Each line of the listing that contains the word "dice" is to be copied.
** BEGIN RECORD LIST **
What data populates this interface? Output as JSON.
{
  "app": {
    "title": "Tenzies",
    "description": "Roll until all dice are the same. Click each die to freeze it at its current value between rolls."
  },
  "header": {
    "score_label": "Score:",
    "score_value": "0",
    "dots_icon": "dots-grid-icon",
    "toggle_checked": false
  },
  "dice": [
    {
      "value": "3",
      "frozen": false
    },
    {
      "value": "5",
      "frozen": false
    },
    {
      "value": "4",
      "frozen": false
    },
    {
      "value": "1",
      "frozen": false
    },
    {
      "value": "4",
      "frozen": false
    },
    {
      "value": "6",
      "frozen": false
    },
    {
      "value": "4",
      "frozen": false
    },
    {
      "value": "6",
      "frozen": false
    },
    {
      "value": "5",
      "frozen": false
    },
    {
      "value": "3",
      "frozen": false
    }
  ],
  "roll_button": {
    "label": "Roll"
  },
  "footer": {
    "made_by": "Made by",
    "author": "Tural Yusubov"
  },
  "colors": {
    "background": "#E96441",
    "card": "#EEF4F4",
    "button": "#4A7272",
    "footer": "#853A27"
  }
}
** END RECORD LIST **
** BEGIN RECORD LIST **
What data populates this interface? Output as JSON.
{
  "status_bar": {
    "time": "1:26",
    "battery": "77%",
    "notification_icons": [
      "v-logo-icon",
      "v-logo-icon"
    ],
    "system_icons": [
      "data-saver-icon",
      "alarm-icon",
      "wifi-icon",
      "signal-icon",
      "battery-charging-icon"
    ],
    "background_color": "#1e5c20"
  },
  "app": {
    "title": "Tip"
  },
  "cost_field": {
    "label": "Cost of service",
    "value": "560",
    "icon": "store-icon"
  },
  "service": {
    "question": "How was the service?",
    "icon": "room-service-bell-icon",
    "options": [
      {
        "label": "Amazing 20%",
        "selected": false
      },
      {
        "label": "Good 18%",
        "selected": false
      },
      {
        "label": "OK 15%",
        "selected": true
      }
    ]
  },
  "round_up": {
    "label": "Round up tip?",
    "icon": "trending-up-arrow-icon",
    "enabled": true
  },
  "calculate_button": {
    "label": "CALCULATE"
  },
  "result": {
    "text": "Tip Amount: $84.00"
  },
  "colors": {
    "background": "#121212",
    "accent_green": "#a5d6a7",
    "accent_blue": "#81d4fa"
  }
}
** END RECORD LIST **
- WRITTEN RESPONSE
    "description": "Roll until all dice are the same. Click each die to freeze it at its current value between rolls."
  "dice": [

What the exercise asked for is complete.